**WHAT YOU SHOULD DO:** Word for word, restate every line of the material.

**PROVIDED DATA:**
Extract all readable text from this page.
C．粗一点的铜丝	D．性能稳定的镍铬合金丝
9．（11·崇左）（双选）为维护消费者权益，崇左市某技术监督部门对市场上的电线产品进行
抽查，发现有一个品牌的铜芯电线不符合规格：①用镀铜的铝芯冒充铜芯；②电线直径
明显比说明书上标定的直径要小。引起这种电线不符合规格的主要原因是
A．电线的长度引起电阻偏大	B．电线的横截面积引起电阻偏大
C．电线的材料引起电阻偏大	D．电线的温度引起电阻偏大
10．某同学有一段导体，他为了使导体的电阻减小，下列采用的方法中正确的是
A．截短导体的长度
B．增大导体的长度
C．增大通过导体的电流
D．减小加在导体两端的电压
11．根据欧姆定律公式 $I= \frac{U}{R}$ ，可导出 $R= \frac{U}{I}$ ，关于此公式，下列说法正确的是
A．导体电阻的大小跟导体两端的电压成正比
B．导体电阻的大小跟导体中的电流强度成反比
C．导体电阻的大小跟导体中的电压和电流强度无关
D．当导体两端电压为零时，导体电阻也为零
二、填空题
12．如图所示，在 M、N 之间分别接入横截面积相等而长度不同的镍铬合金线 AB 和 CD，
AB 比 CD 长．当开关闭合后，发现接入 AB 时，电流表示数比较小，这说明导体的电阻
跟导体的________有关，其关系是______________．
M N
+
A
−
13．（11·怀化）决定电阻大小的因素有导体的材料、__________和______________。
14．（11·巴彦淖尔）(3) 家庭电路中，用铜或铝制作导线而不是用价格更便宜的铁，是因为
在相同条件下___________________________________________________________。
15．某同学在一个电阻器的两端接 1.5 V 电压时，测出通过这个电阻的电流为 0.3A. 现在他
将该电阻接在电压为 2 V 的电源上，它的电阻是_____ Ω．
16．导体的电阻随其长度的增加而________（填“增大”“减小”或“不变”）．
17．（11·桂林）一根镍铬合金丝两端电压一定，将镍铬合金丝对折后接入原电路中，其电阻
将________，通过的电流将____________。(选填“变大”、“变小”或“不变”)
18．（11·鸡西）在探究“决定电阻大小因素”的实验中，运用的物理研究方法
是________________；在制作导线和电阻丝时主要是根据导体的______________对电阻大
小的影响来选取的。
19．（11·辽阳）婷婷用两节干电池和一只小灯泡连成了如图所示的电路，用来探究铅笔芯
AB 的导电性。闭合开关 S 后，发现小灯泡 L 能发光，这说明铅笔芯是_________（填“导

**RESULT OF THE TASK:**
Extract all readable text from this page.
C．粗一点的铜丝	D．性能稳定的镍铬合金丝
9．（11·崇左）（双选）为维护消费者权益，崇左市某技术监督部门对市场上的电线产品进行
抽查，发现有一个品牌的铜芯电线不符合规格：①用镀铜的铝芯冒充铜芯；②电线直径
明显比说明书上标定的直径要小。引起这种电线不符合规格的主要原因是
A．电线的长度引起电阻偏大	B．电线的横截面积引起电阻偏大
C．电线的材料引起电阻偏大	D．电线的温度引起电阻偏大
10．某同学有一段导体，他为了使导体的电阻减小，下列采用的方法中正确的是
A．截短导体的长度
B．增大导体的长度
C．增大通过导体的电流
D．减小加在导体两端的电压
11．根据欧姆定律公式 $I= \frac{U}{R}$ ，可导出 $R= \frac{U}{I}$ ，关于此公式，下列说法正确的是
A．导体电阻的大小跟导体两端的电压成正比
B．导体电阻的大小跟导体中的电流强度成反比
C．导体电阻的大小跟导体中的电压和电流强度无关
D．当导体两端电压为零时，导体电阻也为零
二、填空题
12．如图所示，在 M、N 之间分别接入横截面积相等而长度不同的镍铬合金线 AB 和 CD，
AB 比 CD 长．当开关闭合后，发现接入 AB 时，电流表示数比较小，这说明导体的电阻
跟导体的________有关，其关系是______________．
M N
+
A
−
13．（11·怀化）决定电阻大小的因素有导体的材料、__________和______________。
14．（11·巴彦淖尔）(3) 家庭电路中，用铜或铝制作导线而不是用价格更便宜的铁，是因为
在相同条件下___________________________________________________________。
15．某同学在一个电阻器的两端接 1.5 V 电压时，测出通过这个电阻的电流为 0.3A. 现在他
将该电阻接在电压为 2 V 的电源上，它的电阻是_____ Ω．
16．导体的电阻随其长度的增加而________（填“增大”“减小”或“不变”）．
17．（11·桂林）一根镍铬合金丝两端电压一定，将镍铬合金丝对折后接入原电路中，其电阻
将________，通过的电流将____________。(选填“变大”、“变小”或“不变”)
18．（11·鸡西）在探究“决定电阻大小因素”的实验中，运用的物理研究方法
是________________；在制作导线和电阻丝时主要是根据导体的______________对电阻大
小的影响来选取的。
19．（11·辽阳）婷婷用两节干电池和一只小灯泡连成了如图所示的电路，用来探究铅笔芯
AB 的导电性。闭合开关 S 后，发现小灯泡 L 能发光，这说明铅笔芯是_________（填“导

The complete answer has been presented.